Take every line from the listing below that includes "någon" and copy it.
___ Input records ___
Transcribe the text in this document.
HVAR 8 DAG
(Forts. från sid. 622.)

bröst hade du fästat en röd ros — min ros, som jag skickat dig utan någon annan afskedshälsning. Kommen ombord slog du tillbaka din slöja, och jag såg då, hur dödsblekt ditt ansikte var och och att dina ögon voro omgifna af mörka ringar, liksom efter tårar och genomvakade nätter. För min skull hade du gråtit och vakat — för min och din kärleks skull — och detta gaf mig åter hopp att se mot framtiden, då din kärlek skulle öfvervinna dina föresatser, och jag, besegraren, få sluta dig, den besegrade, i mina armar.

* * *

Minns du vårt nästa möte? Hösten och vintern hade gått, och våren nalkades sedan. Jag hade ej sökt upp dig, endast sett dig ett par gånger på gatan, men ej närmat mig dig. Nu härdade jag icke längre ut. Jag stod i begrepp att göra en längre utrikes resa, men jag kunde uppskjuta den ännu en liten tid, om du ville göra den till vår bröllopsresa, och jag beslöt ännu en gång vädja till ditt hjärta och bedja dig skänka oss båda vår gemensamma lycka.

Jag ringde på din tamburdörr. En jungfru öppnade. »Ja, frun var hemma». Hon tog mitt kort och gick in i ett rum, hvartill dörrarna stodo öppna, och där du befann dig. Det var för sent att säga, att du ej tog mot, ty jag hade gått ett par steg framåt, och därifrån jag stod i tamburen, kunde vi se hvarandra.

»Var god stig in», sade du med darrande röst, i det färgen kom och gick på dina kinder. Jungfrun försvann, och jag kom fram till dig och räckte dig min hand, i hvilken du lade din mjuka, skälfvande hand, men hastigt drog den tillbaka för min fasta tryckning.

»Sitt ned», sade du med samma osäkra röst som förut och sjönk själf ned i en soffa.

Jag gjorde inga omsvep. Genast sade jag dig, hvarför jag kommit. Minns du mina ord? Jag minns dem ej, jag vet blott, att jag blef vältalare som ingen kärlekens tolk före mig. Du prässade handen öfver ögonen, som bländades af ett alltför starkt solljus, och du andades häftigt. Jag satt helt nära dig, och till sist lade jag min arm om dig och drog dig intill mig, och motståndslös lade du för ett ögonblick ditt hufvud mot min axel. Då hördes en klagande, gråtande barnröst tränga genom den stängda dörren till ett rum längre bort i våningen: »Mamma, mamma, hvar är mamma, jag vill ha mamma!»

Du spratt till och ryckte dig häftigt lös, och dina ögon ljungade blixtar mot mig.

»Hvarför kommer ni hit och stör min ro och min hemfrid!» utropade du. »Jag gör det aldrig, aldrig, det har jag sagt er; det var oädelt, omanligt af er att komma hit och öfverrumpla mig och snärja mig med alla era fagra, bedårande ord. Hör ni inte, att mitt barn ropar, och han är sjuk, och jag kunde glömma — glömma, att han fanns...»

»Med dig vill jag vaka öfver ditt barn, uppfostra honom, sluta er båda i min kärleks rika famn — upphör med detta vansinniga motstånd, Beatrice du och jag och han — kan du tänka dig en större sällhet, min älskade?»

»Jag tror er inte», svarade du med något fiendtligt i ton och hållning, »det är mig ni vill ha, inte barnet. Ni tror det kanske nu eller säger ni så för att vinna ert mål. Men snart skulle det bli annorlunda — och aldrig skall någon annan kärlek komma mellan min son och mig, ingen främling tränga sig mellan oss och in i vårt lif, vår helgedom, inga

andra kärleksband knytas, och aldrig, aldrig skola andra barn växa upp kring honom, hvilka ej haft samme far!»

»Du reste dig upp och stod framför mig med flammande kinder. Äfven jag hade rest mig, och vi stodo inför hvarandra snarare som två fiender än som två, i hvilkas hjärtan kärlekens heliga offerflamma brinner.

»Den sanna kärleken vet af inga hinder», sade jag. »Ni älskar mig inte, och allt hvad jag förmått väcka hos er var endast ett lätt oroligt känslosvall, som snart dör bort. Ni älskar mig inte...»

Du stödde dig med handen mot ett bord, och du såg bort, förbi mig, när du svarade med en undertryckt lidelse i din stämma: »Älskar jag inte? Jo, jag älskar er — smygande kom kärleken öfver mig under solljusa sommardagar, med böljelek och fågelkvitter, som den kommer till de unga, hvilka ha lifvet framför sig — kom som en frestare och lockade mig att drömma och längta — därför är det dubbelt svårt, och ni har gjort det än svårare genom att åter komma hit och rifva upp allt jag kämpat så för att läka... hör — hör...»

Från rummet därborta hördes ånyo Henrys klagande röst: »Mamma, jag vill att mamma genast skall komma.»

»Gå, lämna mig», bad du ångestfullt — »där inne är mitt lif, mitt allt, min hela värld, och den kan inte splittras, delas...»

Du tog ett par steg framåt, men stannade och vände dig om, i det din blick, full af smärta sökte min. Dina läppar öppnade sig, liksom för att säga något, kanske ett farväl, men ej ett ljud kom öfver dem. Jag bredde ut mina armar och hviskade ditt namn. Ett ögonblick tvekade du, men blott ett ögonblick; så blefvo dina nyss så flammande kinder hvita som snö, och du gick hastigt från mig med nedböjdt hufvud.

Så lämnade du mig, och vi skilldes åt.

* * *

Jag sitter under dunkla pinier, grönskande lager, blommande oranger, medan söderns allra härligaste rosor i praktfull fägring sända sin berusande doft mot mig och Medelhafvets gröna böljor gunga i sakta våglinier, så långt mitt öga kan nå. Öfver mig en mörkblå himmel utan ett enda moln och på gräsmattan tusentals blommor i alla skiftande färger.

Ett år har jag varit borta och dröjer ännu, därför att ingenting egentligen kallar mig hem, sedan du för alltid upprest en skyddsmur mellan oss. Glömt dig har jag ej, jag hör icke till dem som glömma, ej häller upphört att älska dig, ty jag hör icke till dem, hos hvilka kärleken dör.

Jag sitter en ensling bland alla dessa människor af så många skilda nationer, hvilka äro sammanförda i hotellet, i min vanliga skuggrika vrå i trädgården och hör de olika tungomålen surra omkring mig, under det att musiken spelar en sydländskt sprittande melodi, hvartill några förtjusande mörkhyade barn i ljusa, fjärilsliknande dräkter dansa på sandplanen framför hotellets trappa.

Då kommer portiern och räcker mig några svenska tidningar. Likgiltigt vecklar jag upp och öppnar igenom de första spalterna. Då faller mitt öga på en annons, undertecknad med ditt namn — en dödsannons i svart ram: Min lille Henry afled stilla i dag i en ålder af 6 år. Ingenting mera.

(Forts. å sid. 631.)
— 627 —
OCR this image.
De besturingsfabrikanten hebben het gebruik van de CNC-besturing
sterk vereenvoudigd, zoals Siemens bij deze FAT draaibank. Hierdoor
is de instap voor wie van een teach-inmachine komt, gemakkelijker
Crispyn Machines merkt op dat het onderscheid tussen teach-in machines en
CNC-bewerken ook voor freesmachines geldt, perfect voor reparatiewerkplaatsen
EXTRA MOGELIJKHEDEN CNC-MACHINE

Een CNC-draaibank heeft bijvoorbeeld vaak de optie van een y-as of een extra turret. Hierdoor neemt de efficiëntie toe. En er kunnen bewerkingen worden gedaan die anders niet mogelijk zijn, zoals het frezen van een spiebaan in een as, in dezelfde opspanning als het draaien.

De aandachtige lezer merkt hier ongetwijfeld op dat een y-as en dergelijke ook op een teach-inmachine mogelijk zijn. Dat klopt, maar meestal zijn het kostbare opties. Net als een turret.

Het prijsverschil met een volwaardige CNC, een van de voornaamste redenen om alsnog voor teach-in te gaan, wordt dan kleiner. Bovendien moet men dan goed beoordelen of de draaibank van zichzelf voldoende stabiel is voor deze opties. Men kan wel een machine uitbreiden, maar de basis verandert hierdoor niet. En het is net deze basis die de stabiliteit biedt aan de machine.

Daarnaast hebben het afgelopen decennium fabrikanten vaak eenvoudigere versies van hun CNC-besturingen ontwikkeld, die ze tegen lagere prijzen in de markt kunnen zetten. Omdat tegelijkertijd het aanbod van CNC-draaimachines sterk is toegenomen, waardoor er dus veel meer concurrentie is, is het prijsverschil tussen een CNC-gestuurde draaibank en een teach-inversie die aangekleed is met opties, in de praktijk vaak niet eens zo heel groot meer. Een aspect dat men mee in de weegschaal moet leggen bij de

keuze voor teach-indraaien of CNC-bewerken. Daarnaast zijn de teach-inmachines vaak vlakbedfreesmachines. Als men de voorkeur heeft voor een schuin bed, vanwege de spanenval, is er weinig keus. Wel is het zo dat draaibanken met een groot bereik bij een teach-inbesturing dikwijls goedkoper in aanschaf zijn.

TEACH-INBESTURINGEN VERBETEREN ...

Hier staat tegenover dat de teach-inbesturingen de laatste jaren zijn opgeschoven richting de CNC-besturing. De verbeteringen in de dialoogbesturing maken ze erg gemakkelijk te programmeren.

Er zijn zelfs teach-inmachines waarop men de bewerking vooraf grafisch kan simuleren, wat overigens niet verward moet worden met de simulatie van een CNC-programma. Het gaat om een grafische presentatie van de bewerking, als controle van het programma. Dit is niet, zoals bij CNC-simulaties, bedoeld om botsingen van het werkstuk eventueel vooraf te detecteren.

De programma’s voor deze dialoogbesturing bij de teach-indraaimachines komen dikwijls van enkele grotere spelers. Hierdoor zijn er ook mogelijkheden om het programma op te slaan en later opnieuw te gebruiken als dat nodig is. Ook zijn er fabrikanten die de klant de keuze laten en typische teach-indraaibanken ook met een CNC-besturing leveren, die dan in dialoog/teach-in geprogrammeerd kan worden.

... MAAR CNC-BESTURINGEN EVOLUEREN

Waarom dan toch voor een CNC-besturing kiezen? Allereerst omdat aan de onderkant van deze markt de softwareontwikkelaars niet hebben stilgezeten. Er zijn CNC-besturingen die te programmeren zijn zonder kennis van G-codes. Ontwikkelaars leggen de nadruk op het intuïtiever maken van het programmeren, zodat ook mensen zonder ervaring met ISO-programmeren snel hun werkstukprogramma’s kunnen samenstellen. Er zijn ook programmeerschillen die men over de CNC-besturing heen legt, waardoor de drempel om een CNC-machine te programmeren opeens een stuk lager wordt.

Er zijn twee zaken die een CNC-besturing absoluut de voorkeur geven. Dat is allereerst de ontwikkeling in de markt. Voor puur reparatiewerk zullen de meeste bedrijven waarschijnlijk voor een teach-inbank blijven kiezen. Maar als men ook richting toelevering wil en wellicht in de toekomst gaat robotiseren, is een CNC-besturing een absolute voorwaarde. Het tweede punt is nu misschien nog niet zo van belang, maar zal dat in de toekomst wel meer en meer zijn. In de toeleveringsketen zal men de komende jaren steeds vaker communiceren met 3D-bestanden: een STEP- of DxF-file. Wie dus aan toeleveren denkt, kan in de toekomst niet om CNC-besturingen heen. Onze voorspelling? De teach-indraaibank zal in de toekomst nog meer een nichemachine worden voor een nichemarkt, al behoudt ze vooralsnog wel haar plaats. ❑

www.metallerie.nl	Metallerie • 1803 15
___
## Exercise output
bröst hade du fästat en röd ros — min ros, som jag skickat dig utan någon annan afskedshälsning. Kommen ombord slog du tillbaka din slöja, och jag såg då, hur dödsblekt ditt ansikte var och och att dina ögon voro omgifna af mörka ringar, liksom efter tårar och genomvakade nätter. För min skull hade du gråtit och vakat — för min och din kärleks skull — och detta gaf mig åter hopp att se mot framtiden, då din kärlek skulle öfvervinna dina föresatser, och jag, besegraren, få sluta dig, den besegrade, i mina armar.
»Jag tror er inte», svarade du med något fiendtligt i ton och hållning, »det är mig ni vill ha, inte barnet. Ni tror det kanske nu eller säger ni så för att vinna ert mål. Men snart skulle det bli annorlunda — och aldrig skall någon annan kärlek komma mellan min son och mig, ingen främling tränga sig mellan oss och in i vårt lif, vår helgedom, inga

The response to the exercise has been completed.